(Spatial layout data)
____
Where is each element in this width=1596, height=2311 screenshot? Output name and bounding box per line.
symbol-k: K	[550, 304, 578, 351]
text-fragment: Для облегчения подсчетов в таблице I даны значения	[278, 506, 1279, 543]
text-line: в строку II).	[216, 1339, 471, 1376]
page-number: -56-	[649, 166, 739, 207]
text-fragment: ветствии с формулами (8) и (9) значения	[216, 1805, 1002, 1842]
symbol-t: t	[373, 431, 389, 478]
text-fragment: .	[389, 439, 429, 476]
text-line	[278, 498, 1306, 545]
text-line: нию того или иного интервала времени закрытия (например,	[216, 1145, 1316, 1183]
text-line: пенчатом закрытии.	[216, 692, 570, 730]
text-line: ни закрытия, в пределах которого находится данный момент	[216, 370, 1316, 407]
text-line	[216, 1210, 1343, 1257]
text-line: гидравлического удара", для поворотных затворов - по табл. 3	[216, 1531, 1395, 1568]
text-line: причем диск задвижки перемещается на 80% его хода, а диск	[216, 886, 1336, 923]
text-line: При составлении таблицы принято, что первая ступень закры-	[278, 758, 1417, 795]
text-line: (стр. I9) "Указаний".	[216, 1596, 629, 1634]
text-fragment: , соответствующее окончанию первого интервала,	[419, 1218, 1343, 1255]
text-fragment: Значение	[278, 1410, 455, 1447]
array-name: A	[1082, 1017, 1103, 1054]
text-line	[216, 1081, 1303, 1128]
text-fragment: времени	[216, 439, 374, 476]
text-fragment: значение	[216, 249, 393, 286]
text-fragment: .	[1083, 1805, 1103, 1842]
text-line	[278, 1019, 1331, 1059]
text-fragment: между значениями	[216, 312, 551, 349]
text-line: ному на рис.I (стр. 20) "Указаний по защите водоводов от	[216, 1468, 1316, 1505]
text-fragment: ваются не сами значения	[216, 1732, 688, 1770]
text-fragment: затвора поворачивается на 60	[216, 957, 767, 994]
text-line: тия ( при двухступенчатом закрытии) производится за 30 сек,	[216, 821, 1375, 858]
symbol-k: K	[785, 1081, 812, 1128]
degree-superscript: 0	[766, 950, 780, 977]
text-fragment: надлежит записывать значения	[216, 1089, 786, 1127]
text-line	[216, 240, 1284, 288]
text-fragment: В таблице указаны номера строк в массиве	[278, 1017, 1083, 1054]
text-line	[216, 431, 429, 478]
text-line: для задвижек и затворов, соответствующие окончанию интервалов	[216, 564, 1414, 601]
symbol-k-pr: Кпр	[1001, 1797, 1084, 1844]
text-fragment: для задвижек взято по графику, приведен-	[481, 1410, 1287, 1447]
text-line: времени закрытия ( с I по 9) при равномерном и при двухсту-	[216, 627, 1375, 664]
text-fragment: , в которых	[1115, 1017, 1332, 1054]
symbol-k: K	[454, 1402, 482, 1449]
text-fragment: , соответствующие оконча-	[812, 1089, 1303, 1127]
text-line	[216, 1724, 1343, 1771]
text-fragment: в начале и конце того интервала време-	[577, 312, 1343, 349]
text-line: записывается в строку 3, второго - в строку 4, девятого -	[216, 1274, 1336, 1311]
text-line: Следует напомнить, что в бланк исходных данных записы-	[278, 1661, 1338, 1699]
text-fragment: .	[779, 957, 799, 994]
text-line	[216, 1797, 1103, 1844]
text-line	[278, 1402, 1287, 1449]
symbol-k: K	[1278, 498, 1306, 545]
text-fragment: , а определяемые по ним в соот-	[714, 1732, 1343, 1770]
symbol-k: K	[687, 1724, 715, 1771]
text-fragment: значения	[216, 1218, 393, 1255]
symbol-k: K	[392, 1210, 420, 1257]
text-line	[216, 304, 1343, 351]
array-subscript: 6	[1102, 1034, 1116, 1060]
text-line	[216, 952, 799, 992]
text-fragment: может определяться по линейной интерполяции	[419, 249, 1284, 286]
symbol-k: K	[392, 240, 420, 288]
____
* **Request**
How many lines of the material above contain the string "окончанию"? Case counts.

* **Output of the task**
2